■ **Brano estratto**

********************

Domani 3 maggio, si svolgerà la “Giornata della memoria dei giornalisti uccisi dalle mafie e dal terrorismo”: la cerimonia si svolgerà nella sala della Protomoteca del Campidoglio con inizio alle ore 11. La manifestazione, organizzata dall’Unione Nazionale Cronisti Italiani, d’intesa con la Federazione della Stampa e l’Ordine nazionale dei giornalisti, in concomitanza con la Giornata mondiale della libertà dell’informazione indetta da Onu e Unesco, ricorderà il sacrificio dei giornalisti che hanno pagato con la vita la loro determinazione a testimoniare la verità.

La Giornata intende ricordare anche i giornalisti uccisi mentre lavoravano all’estero o in Italia in circostanze diverse, gli operatori caduti mentre riprendevano immagini e i giornalisti feriti dal terrorismo o all’estero. E’ la prima volta che tutti i giornalisti uccisi nel dopoguerra, 36, saranno ricordati in una unica cerimonia. Oltre agli interventi programmati, via sarà un ampio spazio per le testimonianze dei familiari dei colleghi uccisi e per quelli feriti presenti in gran numero.

Per l’occasione l’Unci ha pubblicato un libro con le storie degli 11 colleghi uccisi in Italia nel dopoguerra da mafia, camorra e terrorismo, quelle dei giornalisti uccisi all’estero o in Italia in circostanze diverse, un capitolo per i colleghi gambizzati, uno per gli operatori tv uccisi, una sintetica biografia di tutti e la presentazione del Giardino della Memoria di Palermo.

********************

■ **Consegne dell'esercizio**
a: Secondo il brano, in quale sala si svolgerà la cerimonia della Giornata?
b: Ricopia parola per parola tutto ciò che va dall'inizio dell'elenco fino alla riga che contiene "point [837,150,848,160]", inclusa.

********************

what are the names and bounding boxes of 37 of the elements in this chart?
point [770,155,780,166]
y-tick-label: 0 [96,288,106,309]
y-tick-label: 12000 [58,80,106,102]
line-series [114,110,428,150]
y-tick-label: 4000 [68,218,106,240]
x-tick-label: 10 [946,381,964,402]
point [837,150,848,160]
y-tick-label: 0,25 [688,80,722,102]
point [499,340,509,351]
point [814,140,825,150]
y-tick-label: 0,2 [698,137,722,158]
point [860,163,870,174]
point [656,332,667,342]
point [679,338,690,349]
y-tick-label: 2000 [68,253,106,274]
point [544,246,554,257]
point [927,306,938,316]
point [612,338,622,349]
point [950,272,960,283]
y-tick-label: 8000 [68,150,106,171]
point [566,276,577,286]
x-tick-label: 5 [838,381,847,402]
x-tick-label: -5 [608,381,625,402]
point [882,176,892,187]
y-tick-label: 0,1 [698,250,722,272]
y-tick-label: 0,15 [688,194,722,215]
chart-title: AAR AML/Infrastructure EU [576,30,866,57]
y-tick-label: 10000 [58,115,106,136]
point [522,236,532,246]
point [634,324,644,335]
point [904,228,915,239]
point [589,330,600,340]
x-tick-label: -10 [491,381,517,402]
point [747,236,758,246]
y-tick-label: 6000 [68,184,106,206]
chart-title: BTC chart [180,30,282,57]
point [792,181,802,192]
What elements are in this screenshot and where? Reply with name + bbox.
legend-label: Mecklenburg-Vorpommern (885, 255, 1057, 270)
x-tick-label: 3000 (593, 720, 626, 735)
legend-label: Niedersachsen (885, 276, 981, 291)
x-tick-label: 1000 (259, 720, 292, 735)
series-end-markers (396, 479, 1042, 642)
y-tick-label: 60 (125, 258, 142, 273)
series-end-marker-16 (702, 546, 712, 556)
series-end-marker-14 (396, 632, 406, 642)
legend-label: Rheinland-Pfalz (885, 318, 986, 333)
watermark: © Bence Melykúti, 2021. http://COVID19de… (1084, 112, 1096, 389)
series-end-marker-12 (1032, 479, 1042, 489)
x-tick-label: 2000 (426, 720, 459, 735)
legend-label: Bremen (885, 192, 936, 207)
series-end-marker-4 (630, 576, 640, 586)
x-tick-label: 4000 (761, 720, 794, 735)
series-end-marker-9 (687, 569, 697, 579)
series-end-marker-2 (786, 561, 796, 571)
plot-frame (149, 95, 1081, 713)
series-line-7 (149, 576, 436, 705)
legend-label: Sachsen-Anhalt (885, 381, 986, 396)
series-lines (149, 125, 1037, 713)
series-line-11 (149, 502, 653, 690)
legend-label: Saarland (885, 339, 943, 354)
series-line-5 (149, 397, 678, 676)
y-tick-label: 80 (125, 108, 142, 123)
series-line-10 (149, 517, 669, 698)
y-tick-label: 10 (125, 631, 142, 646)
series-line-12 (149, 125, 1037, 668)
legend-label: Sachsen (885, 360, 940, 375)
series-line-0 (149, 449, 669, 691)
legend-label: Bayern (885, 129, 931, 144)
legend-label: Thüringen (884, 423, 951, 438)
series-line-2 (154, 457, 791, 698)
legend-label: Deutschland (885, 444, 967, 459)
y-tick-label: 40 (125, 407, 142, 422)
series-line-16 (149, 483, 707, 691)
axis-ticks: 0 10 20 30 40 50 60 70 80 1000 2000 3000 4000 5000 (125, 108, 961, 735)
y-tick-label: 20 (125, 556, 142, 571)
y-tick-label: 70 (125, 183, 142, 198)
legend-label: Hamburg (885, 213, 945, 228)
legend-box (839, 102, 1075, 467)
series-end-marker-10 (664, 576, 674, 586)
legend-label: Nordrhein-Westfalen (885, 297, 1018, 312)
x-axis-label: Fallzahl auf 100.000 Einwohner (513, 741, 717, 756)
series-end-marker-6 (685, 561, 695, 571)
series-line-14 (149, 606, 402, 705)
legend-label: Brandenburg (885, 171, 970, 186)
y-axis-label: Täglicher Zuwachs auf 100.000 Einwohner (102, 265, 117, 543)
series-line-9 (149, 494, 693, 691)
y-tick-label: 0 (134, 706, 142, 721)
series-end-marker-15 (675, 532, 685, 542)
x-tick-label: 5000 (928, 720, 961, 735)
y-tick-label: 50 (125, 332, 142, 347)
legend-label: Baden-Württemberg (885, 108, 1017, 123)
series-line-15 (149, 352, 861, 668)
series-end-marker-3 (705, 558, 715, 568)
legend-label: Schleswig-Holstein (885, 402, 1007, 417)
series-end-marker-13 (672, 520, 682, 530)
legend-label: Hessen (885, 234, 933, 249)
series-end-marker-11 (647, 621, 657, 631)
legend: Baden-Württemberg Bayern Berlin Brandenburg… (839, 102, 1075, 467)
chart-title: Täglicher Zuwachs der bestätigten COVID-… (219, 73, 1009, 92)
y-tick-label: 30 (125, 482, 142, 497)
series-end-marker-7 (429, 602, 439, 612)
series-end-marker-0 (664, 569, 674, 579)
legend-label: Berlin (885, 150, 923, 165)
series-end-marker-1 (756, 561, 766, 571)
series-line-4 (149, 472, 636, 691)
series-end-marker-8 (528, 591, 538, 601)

********************

■ **Soluzioni degli esercizi**
a: Nella sala della Protomoteca del Campidoglio.

b:
what are the names and bounding boxes of 37 of the elements in this chart?
point [770,155,780,166]
y-tick-label: 0 [96,288,106,309]
y-tick-label: 12000 [58,80,106,102]
line-series [114,110,428,150]
y-tick-label: 4000 [68,218,106,240]
x-tick-label: 10 [946,381,964,402]
point [837,150,848,160]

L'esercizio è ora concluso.